-- start Page text --

For example, does the series the sum n
goes from 1 to infinity
of 1 over 4 to the n converge or
diverge?
Well this series converges, right.
By which test?
By the geometric series
test, if you like.
Because the common ratio, all right, this
common ratio between
the terms is 1 4th And that's less than 1.
What if we modify the series somewhat?
So what if instead of looking at this
series, we looked at the series the sum n
goes from 1 to infinity out of 1
over 4 to the n, but say n to the 5th over
4 to the n.
That series is not a geometric series
anymore, but
it ends up at least approximately looking
like one.
Let me just give some names to these
things.
Let's say that a sub n is n to the 5th
over 4 to the n.
And what I'm trying to determine is the
sum n goes from 1 to infinity of a sub n.
And I'm probably not going to actually
determine this value right.
But I'm just trying to answer
the question of whether or not that series
converges or diverges.
Now, if I plug in really big values for n,
I can get a sense of what these terms look
like.
All right.
A sub 1000 is well, hard to write down,
but
I can at least write down 1000 to the 5th.
Now if this were actually a geometric
series, right,
the ratio between subsequent terms would
be the same.
This isn't a geometric series, but let's
see if we're close.
So a sub 1001 divided by a sub 1000.
Well a sub 1001 is 1001 of the 5th power
over 4 to the 1001st
power divided by a sub 1000, which is 1000
to the 5th power divided
by 4 to the 1000th power.
I could rewrite this, right?
because I've got a fraction with fractions
in the numerator and the denominator.
I could rewrite this as 1001 to the 5th
times 4
to the 1000th power, divided by 1000 to
the 5th times.
And the denominator and the numerator,
write that
in the denominator, is 4 to the 1001st
power.
Now I should split this up and think about
these two pieces separately.
Right?
How big are, are these two pieces?
Well, 1001 to the 5th power divided by
1000 to
the 5th power, this piece here is pretty
close to 1.

-- end Page text --
-- start Dataset rows --

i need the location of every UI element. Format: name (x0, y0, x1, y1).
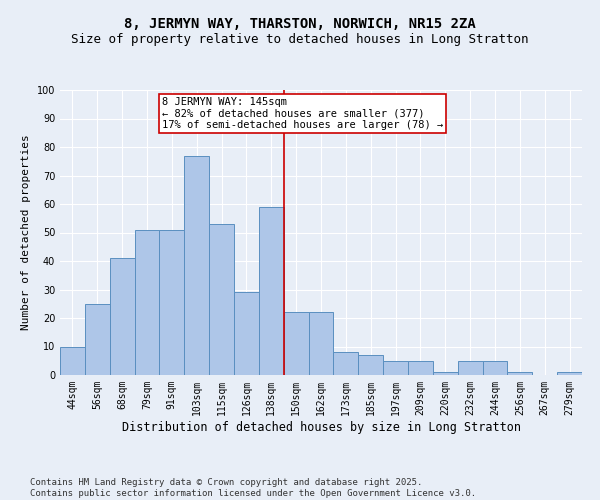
Bar (134, 230, 160, 375)
Text: 8 JERMYN WAY: 145sqm
← 82% of detached houses are smaller (377)
17% of semi-deta: 8 JERMYN WAY: 145sqm ← 82% of detached h… (162, 97, 443, 130)
Bar (284, 312, 308, 375)
Bar (234, 292, 259, 375)
Bar (508, 372, 532, 375)
Bar (209, 224, 234, 375)
Bar (433, 372, 458, 375)
Bar (110, 258, 134, 375)
Bar (184, 156, 209, 375)
Text: 8, JERMYN WAY, THARSTON, NORWICH, NR15 2ZA: 8, JERMYN WAY, THARSTON, NORWICH, NR15 2… (124, 18, 476, 32)
Bar (85, 304, 110, 375)
Bar (334, 352, 358, 375)
Bar (383, 361, 408, 375)
Bar (482, 361, 508, 375)
Bar (358, 355, 383, 375)
Bar (259, 207, 284, 375)
Bar (60, 346, 85, 375)
Text: Contains HM Land Registry data © Crown copyright and database right 2025.
Contai: Contains HM Land Registry data © Crown c… (30, 478, 476, 498)
X-axis label: Distribution of detached houses by size in Long Stratton: Distribution of detached houses by size … (121, 420, 521, 434)
Bar (408, 361, 433, 375)
Bar (160, 230, 184, 375)
Bar (308, 312, 334, 375)
Y-axis label: Number of detached properties: Number of detached properties (21, 134, 31, 330)
Bar (557, 372, 582, 375)
Bar (458, 361, 482, 375)
Text: Size of property relative to detached houses in Long Stratton: Size of property relative to detached ho… (71, 32, 529, 46)
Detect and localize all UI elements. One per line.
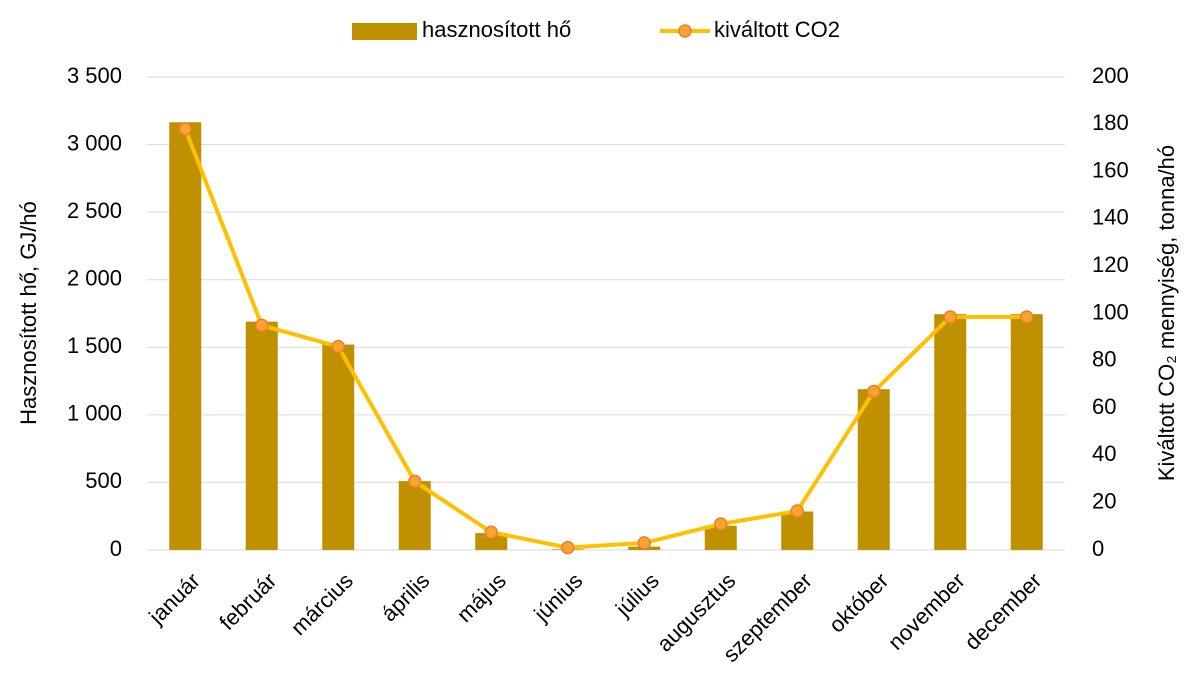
y2-tick-label: 100 [1092, 299, 1129, 324]
marker [561, 540, 575, 555]
marker [1020, 310, 1034, 324]
y2-tick-label: 140 [1092, 205, 1129, 230]
legend-marker [678, 24, 692, 38]
y-tick-label: 2 000 [67, 266, 122, 291]
y-tick-label: 3 500 [67, 63, 122, 88]
y-tick-label: 1 000 [67, 401, 122, 426]
line [183, 128, 1027, 550]
marker [714, 517, 728, 531]
y-tick-label: 1 500 [67, 333, 122, 358]
y2-tick-label: 180 [1092, 110, 1129, 135]
y2-tick-label: 200 [1092, 63, 1129, 88]
bar [169, 122, 202, 550]
marker [408, 474, 422, 489]
bar [934, 314, 967, 550]
x-tick-label: december [960, 568, 1047, 655]
bar [1010, 314, 1043, 550]
marker [637, 536, 651, 550]
x-tick-label: július [610, 568, 664, 622]
marker [255, 318, 269, 333]
y2-tick-label: 80 [1092, 347, 1116, 372]
legend-label: hasznosított hő [422, 17, 571, 42]
y2-tick-label: 0 [1092, 536, 1104, 561]
x-tick-label: április [376, 568, 434, 626]
x-tick-label: október [824, 568, 894, 638]
marker [331, 339, 345, 354]
y-tick-label: 500 [85, 468, 122, 493]
bar [781, 511, 814, 550]
bar [322, 344, 355, 550]
x-tick-label: május [452, 568, 511, 627]
y2-axis-label: Kiváltott CO₂ mennyiség, tonna/hó [1154, 145, 1179, 481]
marker [790, 504, 804, 518]
bar [245, 321, 278, 550]
x-tick-label: november [883, 568, 970, 655]
y2-tick-label: 20 [1092, 489, 1116, 514]
bar [857, 389, 890, 550]
y2-tick-label: 40 [1092, 441, 1116, 466]
y-tick-label: 0 [110, 536, 122, 561]
y-axis-label: Hasznosított hő, GJ/hó [16, 201, 41, 425]
x-tick-label: február [214, 568, 281, 635]
y2-tick-label: 60 [1092, 394, 1116, 419]
marker [943, 310, 957, 324]
legend-swatch [352, 23, 417, 40]
bar [475, 533, 508, 550]
x-tick-label: január [143, 568, 205, 630]
x-tick-label: június [528, 568, 587, 627]
legend-label: kiváltott CO2 [714, 17, 840, 42]
y-tick-label: 2 500 [67, 198, 122, 223]
y2-tick-label: 120 [1092, 252, 1129, 277]
marker [867, 384, 881, 399]
y2-tick-label: 160 [1092, 157, 1129, 182]
marker [178, 122, 192, 136]
x-tick-label: március [286, 568, 358, 640]
y-tick-label: 3 000 [67, 130, 122, 155]
marker [484, 525, 498, 540]
bar [398, 481, 431, 550]
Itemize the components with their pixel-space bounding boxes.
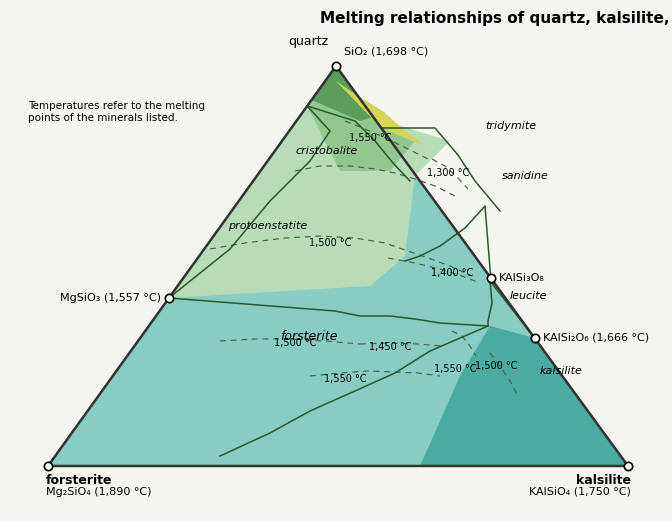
- Text: kalsilite: kalsilite: [540, 366, 583, 376]
- Text: Mg₂SiO₄ (1,890 °C): Mg₂SiO₄ (1,890 °C): [46, 487, 151, 497]
- Polygon shape: [169, 66, 450, 298]
- Text: leucite: leucite: [510, 291, 548, 301]
- Text: 1,550 °C: 1,550 °C: [349, 133, 391, 143]
- Polygon shape: [420, 326, 628, 466]
- Text: 1,550 °C: 1,550 °C: [324, 374, 366, 384]
- Text: Temperatures refer to the melting
points of the minerals listed.: Temperatures refer to the melting points…: [28, 101, 205, 122]
- Text: sanidine: sanidine: [502, 171, 549, 181]
- Text: 1,450 °C: 1,450 °C: [369, 342, 411, 352]
- Text: quartz: quartz: [288, 35, 328, 48]
- Polygon shape: [312, 66, 385, 121]
- Text: 1,500 °C: 1,500 °C: [274, 338, 317, 348]
- Text: cristobalite: cristobalite: [295, 146, 358, 156]
- Text: 1,300 °C: 1,300 °C: [427, 168, 469, 178]
- Text: KAlSi₃O₈: KAlSi₃O₈: [499, 273, 544, 283]
- Text: SiO₂ (1,698 °C): SiO₂ (1,698 °C): [344, 46, 428, 56]
- Text: tridymite: tridymite: [485, 121, 536, 131]
- Text: 1,400 °C: 1,400 °C: [431, 268, 473, 278]
- Text: KAlSi₂O₆ (1,666 °C): KAlSi₂O₆ (1,666 °C): [542, 333, 648, 343]
- Text: forsterite: forsterite: [46, 474, 112, 487]
- Polygon shape: [336, 81, 425, 146]
- Text: forsterite: forsterite: [280, 329, 337, 342]
- Text: 1,500 °C: 1,500 °C: [309, 238, 351, 248]
- Text: 1,550 °C: 1,550 °C: [433, 364, 476, 374]
- Text: KAlSiO₄ (1,750 °C): KAlSiO₄ (1,750 °C): [529, 487, 631, 497]
- Polygon shape: [48, 66, 628, 466]
- Text: kalsilite: kalsilite: [576, 474, 631, 487]
- Text: MgSiO₃ (1,557 °C): MgSiO₃ (1,557 °C): [60, 293, 161, 303]
- Polygon shape: [307, 66, 415, 171]
- Text: 1,500 °C: 1,500 °C: [475, 361, 517, 371]
- Text: protoenstatite: protoenstatite: [228, 221, 307, 231]
- Text: Melting relationships of quartz, kalsilite, and forsterite: Melting relationships of quartz, kalsili…: [320, 11, 672, 26]
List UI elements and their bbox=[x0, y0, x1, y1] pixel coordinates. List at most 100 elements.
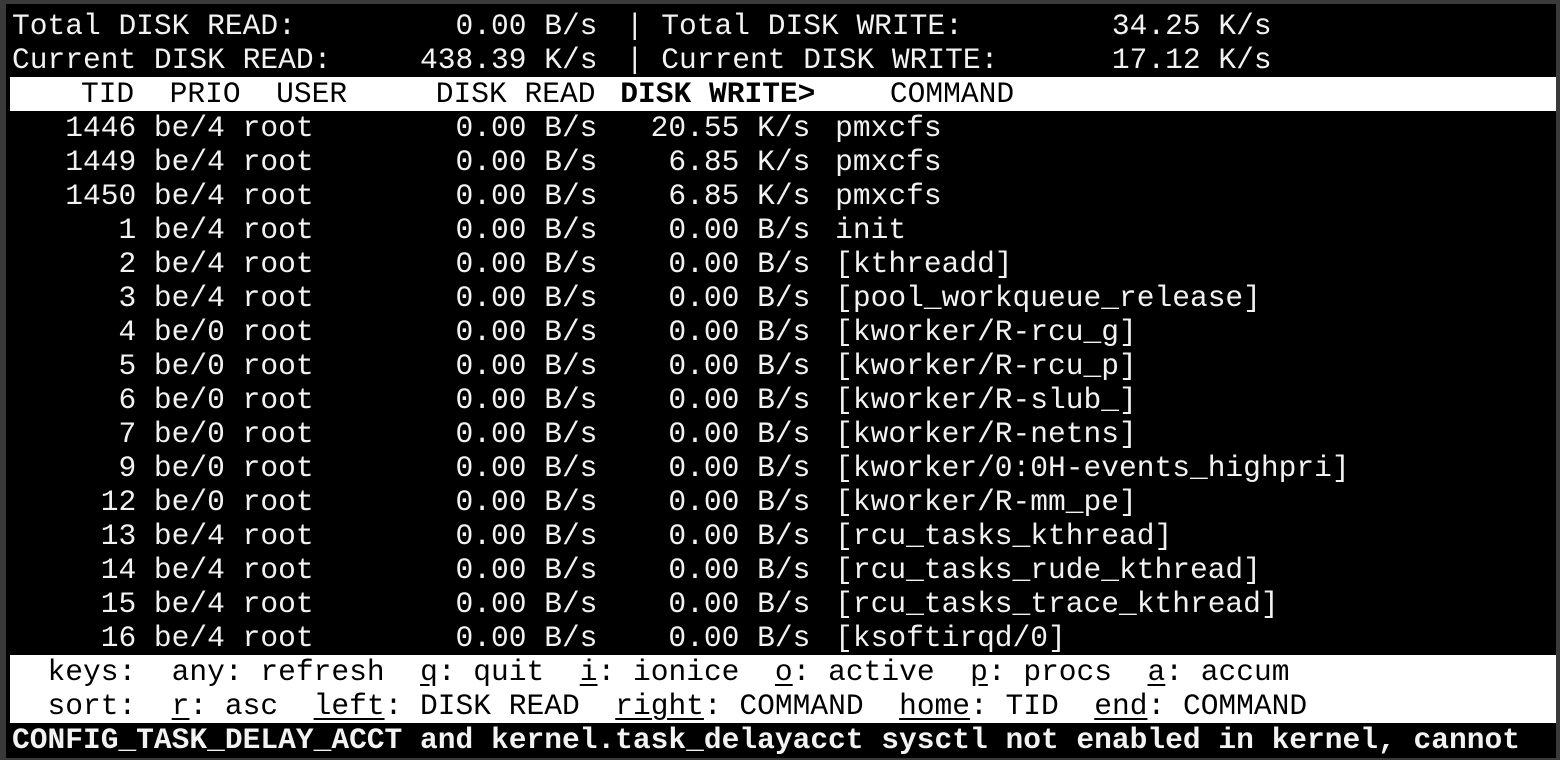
summary-total: Total DISK READ: 0.00 B/s | Total DISK W… bbox=[12, 9, 1556, 43]
process-row[interactable]: 1449 be/4 root 0.00 B/s 6.85 K/s pmxcfs bbox=[12, 145, 1556, 179]
command-cell: [rcu_tasks_kthread] bbox=[835, 519, 1173, 553]
shortcut-description: : active bbox=[792, 655, 935, 689]
prio-cell: be/0 bbox=[153, 417, 225, 451]
shortcut-key[interactable]: i bbox=[579, 655, 598, 689]
command-cell: [kworker/R-rcu_p] bbox=[835, 349, 1137, 383]
process-row[interactable]: 5 be/0 root 0.00 B/s 0.00 B/s [kworker/R-rcu_… bbox=[12, 349, 1556, 383]
prio-cell: be/0 bbox=[153, 451, 225, 485]
separator: | bbox=[625, 9, 644, 43]
column-user[interactable]: USER bbox=[276, 77, 348, 111]
disk-read-cell: 0.00 B/s bbox=[455, 315, 598, 349]
user-cell: root bbox=[242, 417, 314, 451]
column-disk-read[interactable]: DISK READ bbox=[435, 77, 596, 111]
disk-read-cell: 0.00 B/s bbox=[455, 383, 598, 417]
disk-read-cell: 0.00 B/s bbox=[455, 621, 598, 655]
disk-read-cell: 0.00 B/s bbox=[455, 111, 598, 145]
process-row[interactable]: 12 be/0 root 0.00 B/s 0.00 B/s [kworker/R-mm_… bbox=[12, 485, 1556, 519]
tid-cell: 6 bbox=[118, 383, 137, 417]
user-cell: root bbox=[242, 315, 314, 349]
column-disk-write-sorted[interactable]: DISK WRITE> bbox=[620, 77, 816, 111]
process-row[interactable]: 13 be/4 root 0.00 B/s 0.00 B/s [rcu_tasks_kth… bbox=[12, 519, 1556, 553]
process-row[interactable]: 7 be/0 root 0.00 B/s 0.00 B/s [kworker/R-netn… bbox=[12, 417, 1556, 451]
spacer bbox=[935, 655, 970, 689]
current-read-label: Current DISK READ: bbox=[12, 43, 332, 77]
shortcut-key[interactable]: end bbox=[1094, 689, 1148, 723]
disk-read-cell: 0.00 B/s bbox=[455, 587, 598, 621]
disk-read-cell: 0.00 B/s bbox=[455, 281, 598, 315]
spacer bbox=[12, 689, 47, 723]
process-row[interactable]: 1 be/4 root 0.00 B/s 0.00 B/s init bbox=[12, 213, 1556, 247]
spacer bbox=[278, 689, 313, 723]
process-row[interactable]: 16 be/4 root 0.00 B/s 0.00 B/s [ksoftirqd/0] bbox=[12, 621, 1556, 655]
shortcut-description: : accum bbox=[1165, 655, 1290, 689]
command-cell: [kworker/R-slub_] bbox=[835, 383, 1137, 417]
column-prio[interactable]: PRIO bbox=[169, 77, 241, 111]
shortcut-key[interactable]: home bbox=[899, 689, 971, 723]
disk-write-cell: 6.85 K/s bbox=[668, 179, 811, 213]
spacer bbox=[580, 689, 615, 723]
disk-read-cell: 0.00 B/s bbox=[455, 417, 598, 451]
process-row[interactable]: 4 be/0 root 0.00 B/s 0.00 B/s [kworker/R-rcu_… bbox=[12, 315, 1556, 349]
disk-read-cell: 0.00 B/s bbox=[455, 553, 598, 587]
spacer bbox=[136, 655, 171, 689]
terminal-window[interactable]: Total DISK READ: 0.00 B/s | Total DISK W… bbox=[6, 4, 1556, 758]
disk-read-cell: 0.00 B/s bbox=[455, 213, 598, 247]
spacer bbox=[739, 655, 774, 689]
disk-read-cell: 0.00 B/s bbox=[455, 349, 598, 383]
user-cell: root bbox=[242, 281, 314, 315]
shortcut-key[interactable]: a bbox=[1147, 655, 1166, 689]
prio-cell: be/4 bbox=[153, 213, 225, 247]
command-cell: [kworker/0:0H-events_highpri] bbox=[835, 451, 1350, 485]
shortcut-description: : procs bbox=[987, 655, 1113, 689]
disk-write-cell: 0.00 B/s bbox=[668, 553, 811, 587]
footer-keys: keys: any: refresh q: quit i: ionice o: … bbox=[10, 655, 1556, 689]
tid-cell: 2 bbox=[118, 247, 137, 281]
process-row[interactable]: 15 be/4 root 0.00 B/s 0.00 B/s [rcu_tasks_tra… bbox=[12, 587, 1556, 621]
process-row[interactable]: 1446 be/4 root 0.00 B/s 20.55 K/s pmxcfs bbox=[12, 111, 1556, 145]
shortcut-description: : asc bbox=[189, 689, 279, 723]
prio-cell: be/4 bbox=[153, 111, 225, 145]
tid-cell: 5 bbox=[118, 349, 137, 383]
shortcut-key[interactable]: left bbox=[313, 689, 385, 723]
command-cell: [rcu_tasks_rude_kthread] bbox=[835, 553, 1261, 587]
user-cell: root bbox=[242, 145, 314, 179]
status-message: CONFIG_TASK_DELAY_ACCT and kernel.task_d… bbox=[12, 723, 1520, 757]
process-row[interactable]: 1450 be/4 root 0.00 B/s 6.85 K/s pmxcfs bbox=[12, 179, 1556, 213]
disk-read-cell: 0.00 B/s bbox=[455, 519, 598, 553]
disk-write-cell: 0.00 B/s bbox=[668, 417, 811, 451]
tid-cell: 1446 bbox=[65, 111, 137, 145]
total-read-label: Total DISK READ: bbox=[12, 9, 296, 43]
column-tid[interactable]: TID bbox=[80, 77, 135, 111]
user-cell: root bbox=[242, 383, 314, 417]
shortcut-key[interactable]: r bbox=[171, 689, 190, 723]
tid-cell: 15 bbox=[100, 587, 137, 621]
disk-read-cell: 0.00 B/s bbox=[455, 179, 598, 213]
tid-cell: 3 bbox=[118, 281, 137, 315]
shortcut-key[interactable]: p bbox=[970, 655, 988, 689]
shortcut-key[interactable]: right bbox=[615, 689, 704, 723]
summary-current: Current DISK READ: 438.39 K/s | Current … bbox=[12, 43, 1556, 77]
prio-cell: be/4 bbox=[153, 247, 225, 281]
process-row[interactable]: 14 be/4 root 0.00 B/s 0.00 B/s [rcu_tasks_rud… bbox=[12, 553, 1556, 587]
command-cell: [kworker/R-netns] bbox=[835, 417, 1137, 451]
current-write-label: Current DISK WRITE: bbox=[661, 43, 999, 77]
column-command[interactable]: COMMAND bbox=[889, 77, 1015, 111]
total-read-value: 0.00 B/s bbox=[455, 9, 598, 43]
spacer bbox=[1112, 655, 1147, 689]
shortcut-key[interactable]: q bbox=[420, 655, 438, 689]
process-list: 1446 be/4 root 0.00 B/s 20.55 K/s pmxcfs 1449 b… bbox=[12, 111, 1556, 655]
user-cell: root bbox=[242, 621, 314, 655]
user-cell: root bbox=[242, 553, 314, 587]
command-cell: pmxcfs bbox=[835, 145, 942, 179]
footer-label: sort: bbox=[47, 689, 137, 723]
process-row[interactable]: 2 be/4 root 0.00 B/s 0.00 B/s [kthreadd] bbox=[12, 247, 1556, 281]
disk-write-cell: 0.00 B/s bbox=[668, 281, 811, 315]
spacer bbox=[864, 689, 899, 723]
shortcut-key[interactable]: o bbox=[774, 655, 793, 689]
user-cell: root bbox=[242, 247, 314, 281]
process-row[interactable]: 9 be/0 root 0.00 B/s 0.00 B/s [kworker/0:0H-e… bbox=[12, 451, 1556, 485]
total-write-value: 34.25 K/s bbox=[1111, 9, 1272, 43]
shortcut-key[interactable]: any bbox=[171, 655, 225, 689]
process-row[interactable]: 6 be/0 root 0.00 B/s 0.00 B/s [kworker/R-slub… bbox=[12, 383, 1556, 417]
process-row[interactable]: 3 be/4 root 0.00 B/s 0.00 B/s [pool_workqueue… bbox=[12, 281, 1556, 315]
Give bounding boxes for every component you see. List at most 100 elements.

-- end Dataset rows --

Exercise details: Pick up the series convergence passage after its last sentence and continue it.

Reply to the exercise:
And this piece here, is, well it's exactly
1 4th, so if I'm got a number
that's close to 1 and I'm multiplying it
by a number that's close to 1 4th,
this fraction is well, it's not equal to,
but it's about 1 4th.
And if you think about it, there's nothing
special about 1000 here, except that it's
really big.
So the ratio between subsequent terms, at
least if those those terms are
far enough out in the sequence, that ratio
is close to 1 4th.
Can I make this precise?
I'll use a limit,
what I'm saying is that the limit as n
approaches infinity of a
sub n plus 1 over a sub n, in this case is
equal to a quarter.
That if I choose n big enough, I can make
that ratio close.
How close?
As close as you want to a quarter.
I can be very explicit in this case.
I, I could pick an explicit value of
epsilon.
Let's just
pick 0.1.
And then it turns out that whenever little
n is bigger than 15, a sub n plus 1
over a sub n is, in fact, within epsilon
of my limiting value of a quarter.
And in particular if a sub n plus 1 over a
sub n, is within 0.1 of a quarter.
Well that also means that a sub n plus 1
over a sub n is
less than a quarter plus 0.1.
And that's enough to set up a comparison
with a geometric series.
I could multiply this inequality by the
positive number a sub n.
And I'd find out that a sub n plus 1 is
less than a quarter plus
0.1 times a sub n.
Well, this also means that a sub n plus 2
is less than a quarter plus 0.1 times a
sub n plus 1.
But a sub n plus 1 is less than a quarter
plus 0.1 of a sub n,
so a sub n plus 2 is less than a quarter
plus 0.1 squared
times a sub n.
Now, this fact with n replaced
by n plus 2, tells me that a sub n plus 3
is
less than a quarter plus 0.1 times a sub n
plus 2.
But a sub n plus 2 is less than a quarter
plus 0.1 squared times a sub n,
so a sub n plus 3 is less than a quarter
plus 0.1 cubed times a sub n.
Well, this works in general, right.
What I'm really showing here is, is what?
I'm showing that a sub n
plus k is less than a quarter plus 0.1 to
the kth power
times a sub n, and this is true whenever n
is at least 15.
So in particular, I'm showing that a sub
15 plus k.
Is less than a quarter plus point 1 to the
kth power times a sub 15.
The key
point here is that a quarter plus epsilon
is still less than 1.
Well, the series that we're interested in
is the sum
n goes from 1 to infinity of a sub n.
And that series converges precisely when
the series n
goes from 15 to infinity of a sub n
converges.
The first 14 terms here that aren't
included there don't effect convergence
at all.
All right?
That's just adding 14 more numbers to
this.
But now how do we analyze this?
Well here's the deal right, I've got a
bound on the size of these
a sub n's as long as n is at least 15, I
got this.
So the sum n goes from 15 to infinity of a
sub n
is equal to the sum k goes from 0 to
infinity of a sub 15 plus k.
Right, this 0 term here is just a sub 15,
which is exactly the same as the first
term here.
K equals 1 is a sub 16 here, and that's
exactly the next term here.
So these are really the same series.
But I, what do I know about this series?
Well that series converges, why?
Because the sum k goes from 0 to infinity
of a
quarter plus 0.1 to the k times a sub 15
converges.
Why does this series convergence affect
this series convergence?
Well, this series's terms are bigger than
this series terms.
In this series, terms are all positive.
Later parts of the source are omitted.